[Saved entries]

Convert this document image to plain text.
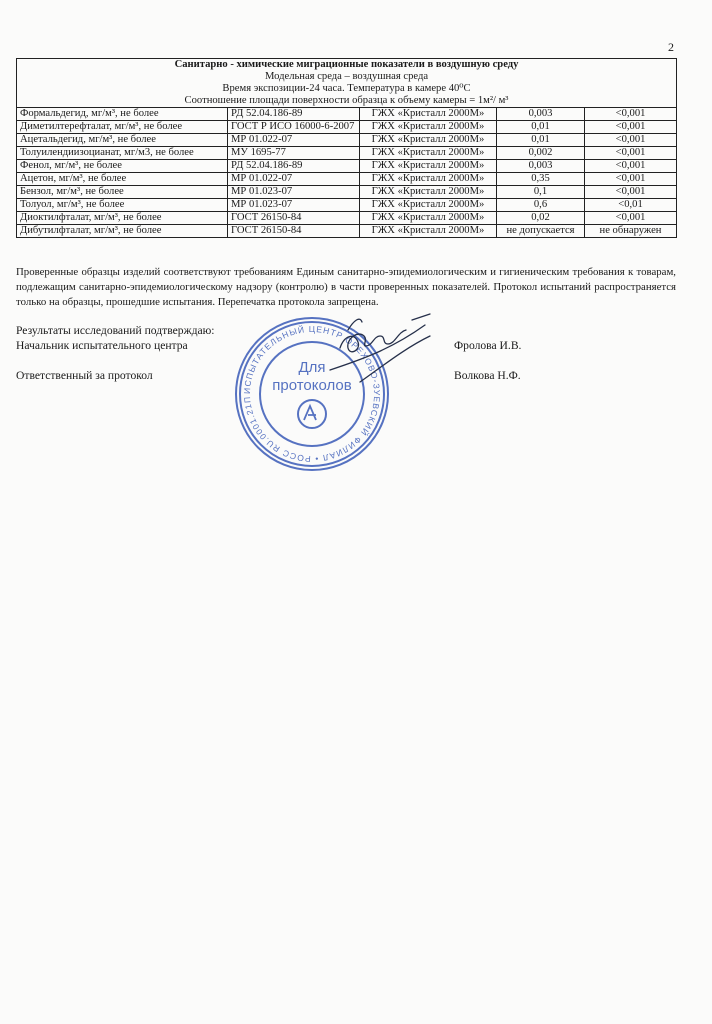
2
Санитарно - химические миграционные показатели в воздушную среду
Модельная среда – воздушная среда
Время экспозиции-24 часа. Температура в камере 40⁰С
Соотношение площади поверхности образца к объему камеры = 1м²/ м³				

Формальдегид, мг/м³, не более	РД 52.04.186-89	ГЖХ «Кристалл 2000М»	0,003	<0,001
Диметилтерефталат, мг/м³, не более	ГОСТ Р ИСО 16000-6-2007	ГЖХ «Кристалл 2000М»	0,01	<0,001
Ацетальдегид, мг/м³, не более	МР 01.022-07	ГЖХ «Кристалл 2000М»	0,01	<0,001
Толуилендиизоцианат, мг/м3, не более	МУ 1695-77	ГЖХ «Кристалл 2000М»	0,002	<0,001
Фенол, мг/м³, не более	РД 52.04.186-89	ГЖХ «Кристалл 2000М»	0,003	<0,001
Ацетон, мг/м³, не более	МР 01.022-07	ГЖХ «Кристалл 2000М»	0,35	<0,001
Бензол, мг/м³, не более	МР 01.023-07	ГЖХ «Кристалл 2000М»	0,1	<0,001
Толуол, мг/м³, не более	МР 01.023-07	ГЖХ «Кристалл 2000М»	0,6	<0,01
Диоктилфталат, мг/м³, не более	ГОСТ 26150-84	ГЖХ «Кристалл 2000М»	0,02	<0,001
Дибутилфталат, мг/м³, не более	ГОСТ 26150-84	ГЖХ «Кристалл 2000М»	не допускается	не обнаружен
Проверенные образцы изделий соответствуют требованиям Единым санитарно-эпидемиологическим и гигиеническим требования к товарам, подлежащим санитарно-эпидемиологическому надзору (контролю) в части проверенных показателей. Протокол испытаний распространяется только на образцы, прошедшие испытания. Перепечатка протокола запрещена.
Результаты исследований подтверждаю:
Начальник испытательного центра	Фролова И.В.
Ответственный за протокол	Волкова Н.Ф.
ИСПЫТАТЕЛЬНЫЙ ЦЕНТР ОРЕХОВО-ЗУЕВСКИЙ ФИЛИАЛ • РОСС RU.0001.21П
Для
протоколов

WHAT YOU SHOULD DO >>
Find the count of lines in the data above where the string "ГОСТ" occurs. Provide that number alone.

RESULT OF THE EXERCISE >>
3